* BEGIN *

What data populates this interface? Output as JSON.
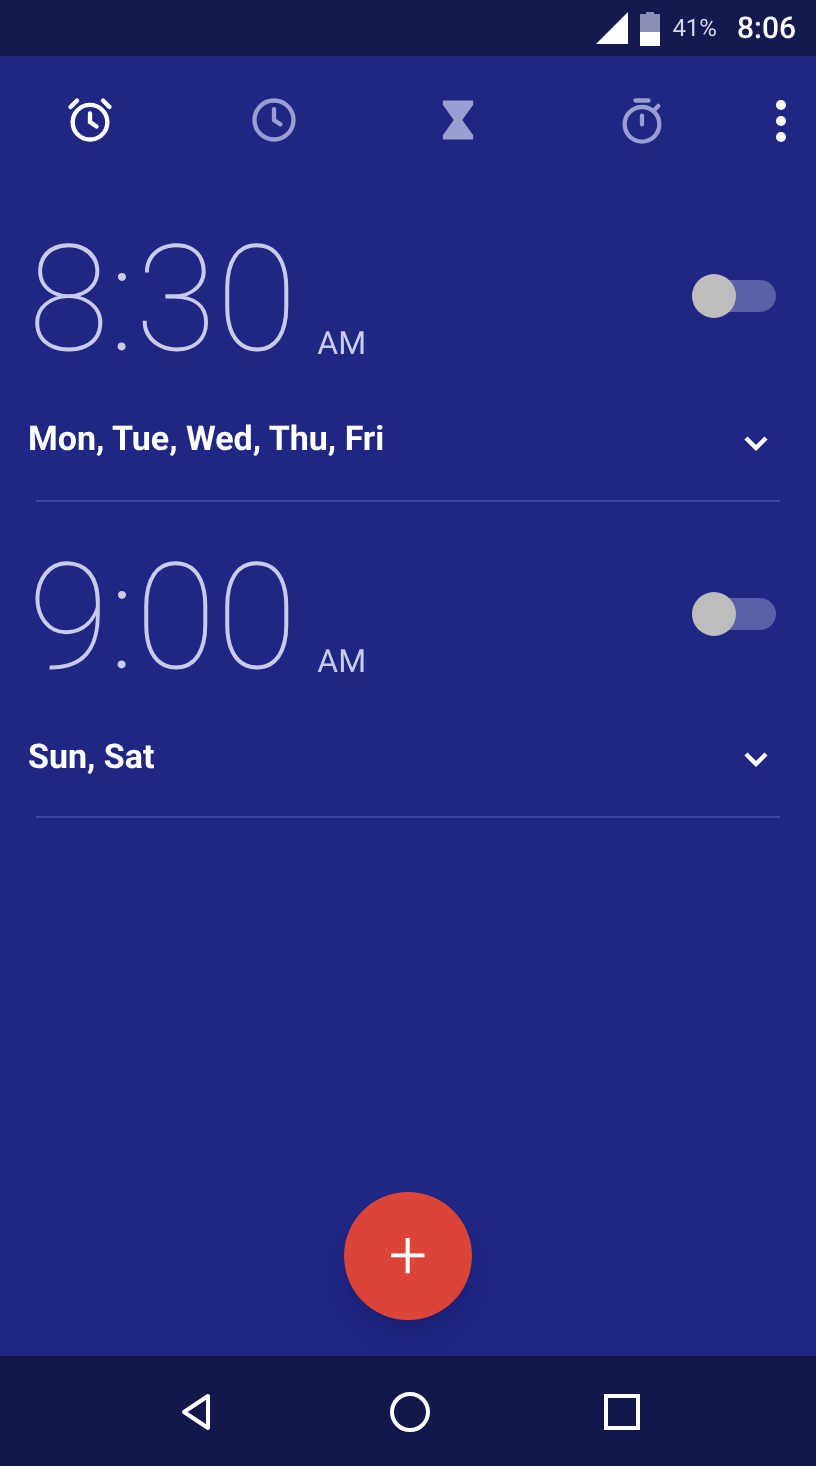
{
  "status_bar": {
    "battery": "41%",
    "time": "8:06"
  },
  "tabs": [
    {
      "kind": "alarm",
      "selected": true
    },
    {
      "kind": "clock",
      "selected": false
    },
    {
      "kind": "timer",
      "selected": false
    },
    {
      "kind": "stopwatch",
      "selected": false
    }
  ],
  "alarms": [
    {
      "time": "8:30",
      "period": "AM",
      "on": false,
      "days": "Mon, Tue, Wed, Thu, Fri",
      "expanded": false
    },
    {
      "time": "9:00",
      "period": "AM",
      "on": false,
      "days": "Sun, Sat",
      "expanded": false
    }
  ],
  "fab": {
    "label": "+"
  }
}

* END *

> Problem statement:
Output the full set of records above without changing a word, and drop the images.

> Exercise result:
What data populates this interface? Output as JSON.
{
  "status_bar": {
    "battery": "41%",
    "time": "8:06"
  },
  "tabs": [
    {
      "kind": "alarm",
      "selected": true
    },
    {
      "kind": "clock",
      "selected": false
    },
    {
      "kind": "timer",
      "selected": false
    },
    {
      "kind": "stopwatch",
      "selected": false
    }
  ],
  "alarms": [
    {
      "time": "8:30",
      "period": "AM",
      "on": false,
      "days": "Mon, Tue, Wed, Thu, Fri",
      "expanded": false
    },
    {
      "time": "9:00",
      "period": "AM",
      "on": false,
      "days": "Sun, Sat",
      "expanded": false
    }
  ],
  "fab": {
    "label": "+"
  }
}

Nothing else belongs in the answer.